**RAW RECORDS:**

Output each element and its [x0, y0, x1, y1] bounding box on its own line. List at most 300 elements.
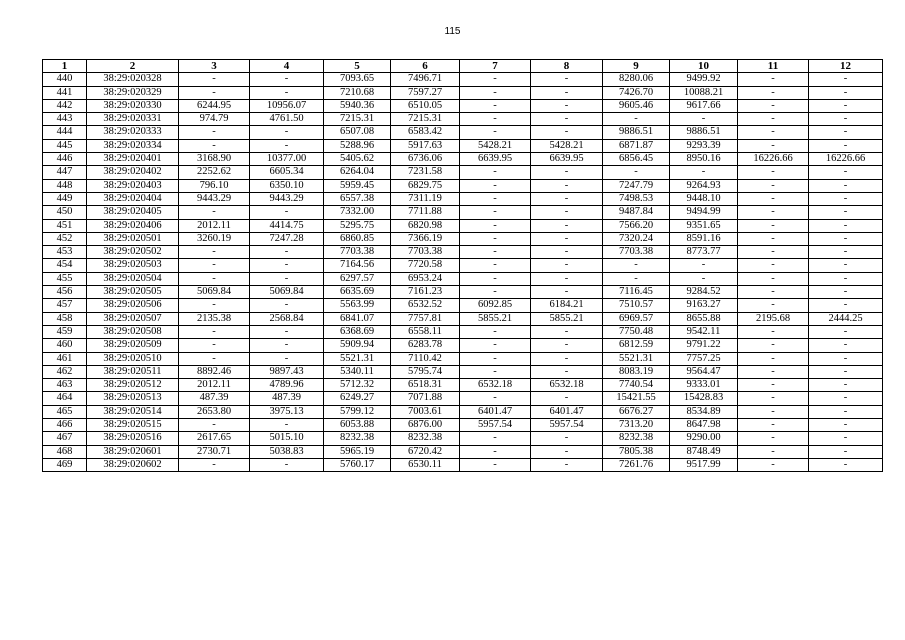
- table-cell: 38:29:020506: [87, 299, 179, 312]
- table-cell: -: [738, 405, 809, 418]
- table-cell: -: [809, 139, 883, 152]
- table-cell: 6871.87: [603, 139, 670, 152]
- table-cell: 5340.11: [324, 365, 391, 378]
- table-cell: -: [250, 246, 324, 259]
- table-cell: 5405.62: [324, 153, 391, 166]
- table-cell: -: [250, 86, 324, 99]
- table-cell: -: [460, 259, 531, 272]
- table-cell: 5069.84: [250, 286, 324, 299]
- table-cell: 7003.61: [391, 405, 460, 418]
- table-cell: -: [603, 166, 670, 179]
- table-cell: 455: [43, 272, 87, 285]
- table-cell: -: [460, 325, 531, 338]
- table-cell: -: [531, 166, 603, 179]
- table-cell: -: [738, 86, 809, 99]
- table-cell: -: [531, 179, 603, 192]
- table-cell: -: [738, 299, 809, 312]
- table-cell: -: [738, 126, 809, 139]
- table-cell: -: [531, 113, 603, 126]
- table-cell: 6558.11: [391, 325, 460, 338]
- table-cell: 5795.74: [391, 365, 460, 378]
- column-header: 4: [250, 60, 324, 73]
- table-cell: 38:29:020505: [87, 286, 179, 299]
- table-cell: 7711.88: [391, 206, 460, 219]
- table-cell: 7110.42: [391, 352, 460, 365]
- table-cell: -: [670, 272, 738, 285]
- table-cell: 9448.10: [670, 192, 738, 205]
- table-cell: 38:29:020516: [87, 432, 179, 445]
- table-cell: -: [460, 432, 531, 445]
- table-cell: 7071.88: [391, 392, 460, 405]
- table-cell: 38:29:020507: [87, 312, 179, 325]
- table-cell: 5563.99: [324, 299, 391, 312]
- table-cell: -: [531, 272, 603, 285]
- table-cell: 5965.19: [324, 445, 391, 458]
- table-cell: 2135.38: [179, 312, 250, 325]
- table-cell: 38:29:020328: [87, 73, 179, 86]
- table-cell: 460: [43, 339, 87, 352]
- table-cell: -: [603, 113, 670, 126]
- table-cell: -: [179, 272, 250, 285]
- table-cell: -: [250, 339, 324, 352]
- table-cell: 487.39: [179, 392, 250, 405]
- table-row: [43, 99, 883, 112]
- table-cell: -: [460, 126, 531, 139]
- table-cell: -: [738, 179, 809, 192]
- table-cell: 7757.81: [391, 312, 460, 325]
- table-cell: -: [809, 432, 883, 445]
- table-row: [43, 219, 883, 232]
- table-cell: 6264.04: [324, 166, 391, 179]
- table-cell: -: [809, 325, 883, 338]
- table-cell: -: [531, 432, 603, 445]
- table-cell: -: [531, 246, 603, 259]
- table-cell: -: [738, 232, 809, 245]
- table-cell: 6401.47: [531, 405, 603, 418]
- table-cell: 38:29:020501: [87, 232, 179, 245]
- table-cell: -: [179, 339, 250, 352]
- table-cell: 6249.27: [324, 392, 391, 405]
- table-cell: -: [179, 246, 250, 259]
- table-cell: 8950.16: [670, 153, 738, 166]
- table-cell: 487.39: [250, 392, 324, 405]
- table-cell: -: [809, 73, 883, 86]
- table-cell: 6639.95: [460, 153, 531, 166]
- table-cell: -: [809, 86, 883, 99]
- table-cell: -: [809, 286, 883, 299]
- table-cell: -: [460, 206, 531, 219]
- table-cell: -: [531, 458, 603, 471]
- table-cell: 38:29:020513: [87, 392, 179, 405]
- table-cell: 2252.62: [179, 166, 250, 179]
- table-cell: -: [179, 352, 250, 365]
- table-cell: 462: [43, 365, 87, 378]
- column-header: 7: [460, 60, 531, 73]
- table-cell: 6856.45: [603, 153, 670, 166]
- table-cell: -: [460, 219, 531, 232]
- column-header: 12: [809, 60, 883, 73]
- table-cell: 8748.49: [670, 445, 738, 458]
- table-cell: 456: [43, 286, 87, 299]
- table-cell: -: [809, 365, 883, 378]
- table-cell: 2568.84: [250, 312, 324, 325]
- table-cell: -: [809, 352, 883, 365]
- table-cell: -: [460, 192, 531, 205]
- table-cell: 4761.50: [250, 113, 324, 126]
- table-cell: 445: [43, 139, 87, 152]
- table-row: [43, 339, 883, 352]
- table-cell: -: [809, 259, 883, 272]
- table-cell: -: [809, 219, 883, 232]
- table-cell: 10377.00: [250, 153, 324, 166]
- table-cell: -: [809, 113, 883, 126]
- table-cell: 8232.38: [391, 432, 460, 445]
- table-cell: 9333.01: [670, 379, 738, 392]
- table-cell: -: [670, 113, 738, 126]
- table-cell: -: [179, 259, 250, 272]
- table-cell: -: [738, 99, 809, 112]
- table-cell: 6244.95: [179, 99, 250, 112]
- table-cell: 38:29:020404: [87, 192, 179, 205]
- table-cell: 7215.31: [324, 113, 391, 126]
- page-number: 115: [444, 26, 461, 37]
- table-cell: -: [809, 206, 883, 219]
- table-cell: -: [460, 365, 531, 378]
- table-body: [43, 73, 883, 472]
- table-cell: 6532.18: [460, 379, 531, 392]
- table-cell: 8773.77: [670, 246, 738, 259]
- table-row: [43, 352, 883, 365]
- table-cell: 6092.85: [460, 299, 531, 312]
- table-cell: -: [531, 206, 603, 219]
- table-cell: -: [738, 272, 809, 285]
- table-cell: -: [460, 232, 531, 245]
- table-cell: 7750.48: [603, 325, 670, 338]
- table-cell: 463: [43, 379, 87, 392]
- table-cell: -: [531, 339, 603, 352]
- table-cell: -: [179, 458, 250, 471]
- table-cell: -: [179, 86, 250, 99]
- column-header: 9: [603, 60, 670, 73]
- table-cell: -: [531, 126, 603, 139]
- table-cell: 7498.53: [603, 192, 670, 205]
- table-cell: 6297.57: [324, 272, 391, 285]
- table-cell: 8647.98: [670, 419, 738, 432]
- table-cell: 5799.12: [324, 405, 391, 418]
- table-row: [43, 299, 883, 312]
- table-cell: -: [809, 99, 883, 112]
- table-cell: -: [809, 379, 883, 392]
- table-cell: -: [809, 299, 883, 312]
- table-cell: 9886.51: [603, 126, 670, 139]
- table-cell: -: [738, 139, 809, 152]
- table-cell: 5940.36: [324, 99, 391, 112]
- table-cell: 5855.21: [531, 312, 603, 325]
- table-cell: 469: [43, 458, 87, 471]
- table-cell: -: [738, 286, 809, 299]
- table-cell: 5521.31: [324, 352, 391, 365]
- table-cell: 447: [43, 166, 87, 179]
- table-cell: 6953.24: [391, 272, 460, 285]
- table-cell: 6401.47: [460, 405, 531, 418]
- table-cell: 450: [43, 206, 87, 219]
- table-row: [43, 153, 883, 166]
- table-cell: 6860.85: [324, 232, 391, 245]
- table-cell: -: [179, 73, 250, 86]
- table-row: [43, 325, 883, 338]
- table-cell: 6639.95: [531, 153, 603, 166]
- table-cell: 9494.99: [670, 206, 738, 219]
- table-cell: 2012.11: [179, 219, 250, 232]
- table-cell: 974.79: [179, 113, 250, 126]
- table-cell: -: [460, 113, 531, 126]
- table-cell: 5069.84: [179, 286, 250, 299]
- table-cell: 5428.21: [460, 139, 531, 152]
- table-cell: 7757.25: [670, 352, 738, 365]
- table-cell: 8083.19: [603, 365, 670, 378]
- table-cell: -: [809, 392, 883, 405]
- table-cell: 38:29:020508: [87, 325, 179, 338]
- table-cell: 38:29:020512: [87, 379, 179, 392]
- table-cell: 6736.06: [391, 153, 460, 166]
- table-cell: -: [738, 166, 809, 179]
- table-cell: -: [250, 139, 324, 152]
- table-cell: -: [250, 259, 324, 272]
- table-cell: 8655.88: [670, 312, 738, 325]
- table-cell: -: [179, 299, 250, 312]
- column-header: 8: [531, 60, 603, 73]
- table-cell: 6350.10: [250, 179, 324, 192]
- table-cell: -: [250, 352, 324, 365]
- table-cell: 7703.38: [324, 246, 391, 259]
- column-header: 5: [324, 60, 391, 73]
- table-cell: 7703.38: [391, 246, 460, 259]
- table-cell: 38:29:020334: [87, 139, 179, 152]
- table-cell: 6053.88: [324, 419, 391, 432]
- table-cell: -: [179, 206, 250, 219]
- table-cell: 7566.20: [603, 219, 670, 232]
- table-cell: -: [738, 206, 809, 219]
- table-cell: 9499.92: [670, 73, 738, 86]
- table-cell: 9791.22: [670, 339, 738, 352]
- table-cell: 454: [43, 259, 87, 272]
- table-cell: 7366.19: [391, 232, 460, 245]
- table-row: [43, 192, 883, 205]
- table-cell: 38:29:020333: [87, 126, 179, 139]
- table-cell: 6184.21: [531, 299, 603, 312]
- table-cell: 5957.54: [460, 419, 531, 432]
- table-cell: -: [460, 458, 531, 471]
- table-cell: 15421.55: [603, 392, 670, 405]
- table-cell: -: [250, 126, 324, 139]
- table-cell: -: [179, 419, 250, 432]
- table-cell: 8591.16: [670, 232, 738, 245]
- table-row: [43, 272, 883, 285]
- table-cell: 6283.78: [391, 339, 460, 352]
- table-cell: 466: [43, 419, 87, 432]
- table-cell: 5909.94: [324, 339, 391, 352]
- table-header: [43, 60, 883, 73]
- table-cell: 9290.00: [670, 432, 738, 445]
- table-row: [43, 206, 883, 219]
- table-row: [43, 458, 883, 471]
- table-cell: 2012.11: [179, 379, 250, 392]
- table-cell: 38:29:020601: [87, 445, 179, 458]
- table-cell: 8232.38: [324, 432, 391, 445]
- table-cell: 7597.27: [391, 86, 460, 99]
- table-cell: 38:29:020503: [87, 259, 179, 272]
- table-cell: 7332.00: [324, 206, 391, 219]
- table-cell: 5015.10: [250, 432, 324, 445]
- table-cell: 443: [43, 113, 87, 126]
- table-cell: 9293.39: [670, 139, 738, 152]
- table-cell: 6876.00: [391, 419, 460, 432]
- table-cell: 6820.98: [391, 219, 460, 232]
- table-cell: 7116.45: [603, 286, 670, 299]
- table-cell: 38:29:020406: [87, 219, 179, 232]
- table-row: [43, 405, 883, 418]
- table-cell: 5855.21: [460, 312, 531, 325]
- table-cell: 7161.23: [391, 286, 460, 299]
- table-cell: 458: [43, 312, 87, 325]
- table-cell: 8892.46: [179, 365, 250, 378]
- table-cell: -: [250, 458, 324, 471]
- table-cell: 38:29:020331: [87, 113, 179, 126]
- table-cell: -: [809, 166, 883, 179]
- table-cell: -: [738, 352, 809, 365]
- table-cell: -: [531, 392, 603, 405]
- table-cell: -: [738, 458, 809, 471]
- data-table: [42, 59, 883, 472]
- table-cell: -: [250, 325, 324, 338]
- table-cell: -: [809, 458, 883, 471]
- table-cell: -: [460, 166, 531, 179]
- table-cell: -: [738, 259, 809, 272]
- table-cell: 7210.68: [324, 86, 391, 99]
- table-cell: -: [531, 259, 603, 272]
- table-cell: -: [738, 445, 809, 458]
- table-cell: -: [531, 325, 603, 338]
- table-cell: 6720.42: [391, 445, 460, 458]
- table-cell: -: [460, 246, 531, 259]
- table-cell: -: [809, 179, 883, 192]
- table-cell: -: [531, 286, 603, 299]
- table-cell: 7164.56: [324, 259, 391, 272]
- table-cell: 7215.31: [391, 113, 460, 126]
- table-cell: 7320.24: [603, 232, 670, 245]
- table-cell: -: [460, 352, 531, 365]
- table-cell: 9443.29: [179, 192, 250, 205]
- table-cell: 2730.71: [179, 445, 250, 458]
- table-cell: 6532.52: [391, 299, 460, 312]
- column-header: 1: [43, 60, 87, 73]
- table-cell: 442: [43, 99, 87, 112]
- table-cell: -: [531, 232, 603, 245]
- table-cell: -: [531, 365, 603, 378]
- table-row: [43, 113, 883, 126]
- table-cell: 446: [43, 153, 87, 166]
- table-cell: -: [460, 445, 531, 458]
- table-cell: -: [809, 405, 883, 418]
- table-cell: 38:29:020330: [87, 99, 179, 112]
- table-cell: -: [738, 325, 809, 338]
- table-cell: 440: [43, 73, 87, 86]
- table-row: [43, 179, 883, 192]
- table-row: [43, 392, 883, 405]
- column-header: 10: [670, 60, 738, 73]
- column-header: 6: [391, 60, 460, 73]
- table-cell: 3168.90: [179, 153, 250, 166]
- table-row: [43, 139, 883, 152]
- table-cell: 9264.93: [670, 179, 738, 192]
- table-cell: 16226.66: [809, 153, 883, 166]
- table-cell: -: [670, 166, 738, 179]
- table-cell: 457: [43, 299, 87, 312]
- table-cell: 38:29:020504: [87, 272, 179, 285]
- table-cell: 5917.63: [391, 139, 460, 152]
- table-cell: -: [603, 272, 670, 285]
- table-cell: -: [531, 352, 603, 365]
- table-cell: -: [460, 86, 531, 99]
- table-cell: 9617.66: [670, 99, 738, 112]
- table-cell: 38:29:020515: [87, 419, 179, 432]
- table-cell: 38:29:020509: [87, 339, 179, 352]
- table-cell: -: [460, 73, 531, 86]
- table-row: [43, 419, 883, 432]
- table-cell: -: [809, 246, 883, 259]
- table-cell: -: [531, 99, 603, 112]
- table-cell: 6635.69: [324, 286, 391, 299]
- table-cell: 2444.25: [809, 312, 883, 325]
- table-cell: 9487.84: [603, 206, 670, 219]
- table-cell: 449: [43, 192, 87, 205]
- table-cell: 7496.71: [391, 73, 460, 86]
- table-cell: -: [809, 445, 883, 458]
- table-cell: 5428.21: [531, 139, 603, 152]
- table-cell: 2617.65: [179, 432, 250, 445]
- table-cell: 6676.27: [603, 405, 670, 418]
- table-cell: 7093.65: [324, 73, 391, 86]
- table-cell: 38:29:020329: [87, 86, 179, 99]
- table-cell: 6605.34: [250, 166, 324, 179]
- table-cell: 8534.89: [670, 405, 738, 418]
- table-cell: 38:29:020511: [87, 365, 179, 378]
- table-cell: 8280.06: [603, 73, 670, 86]
- table-cell: 9542.11: [670, 325, 738, 338]
- table-cell: 9284.52: [670, 286, 738, 299]
- table-cell: 6532.18: [531, 379, 603, 392]
- table-row: [43, 246, 883, 259]
- table-cell: 468: [43, 445, 87, 458]
- table-cell: 5295.75: [324, 219, 391, 232]
- table-cell: 5957.54: [531, 419, 603, 432]
- table-cell: 7720.58: [391, 259, 460, 272]
- table-cell: -: [531, 445, 603, 458]
- table-cell: -: [250, 299, 324, 312]
- table-row: [43, 286, 883, 299]
- table-cell: 5038.83: [250, 445, 324, 458]
- table-cell: 459: [43, 325, 87, 338]
- table-cell: 9897.43: [250, 365, 324, 378]
- table-cell: 16226.66: [738, 153, 809, 166]
- table-cell: 9886.51: [670, 126, 738, 139]
- table-row: [43, 86, 883, 99]
- table-cell: 38:29:020405: [87, 206, 179, 219]
- table-cell: -: [738, 432, 809, 445]
- table-cell: 6583.42: [391, 126, 460, 139]
- table-cell: -: [738, 419, 809, 432]
- table-cell: -: [460, 339, 531, 352]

**YOUR GOAL:** Copy the lines above verbatim, starting with the line containing "- table-cell: 38:29:020506: [87, 299, 179, 312]" and ending with the line containing "- table-cell: -: [603, 166, 670, 179]", both included.

**RESULT FOR THIS EXERCISE:**
- table-cell: 38:29:020506: [87, 299, 179, 312]
- table-cell: -: [738, 405, 809, 418]
- table-cell: -: [809, 139, 883, 152]
- table-cell: 6871.87: [603, 139, 670, 152]
- table-cell: 5340.11: [324, 365, 391, 378]
- table-cell: -: [250, 246, 324, 259]
- table-cell: 5405.62: [324, 153, 391, 166]
- table-cell: -: [250, 86, 324, 99]
- table-cell: -: [460, 259, 531, 272]
- table-cell: 5069.84: [250, 286, 324, 299]
- table-cell: 7003.61: [391, 405, 460, 418]
- table-cell: -: [603, 166, 670, 179]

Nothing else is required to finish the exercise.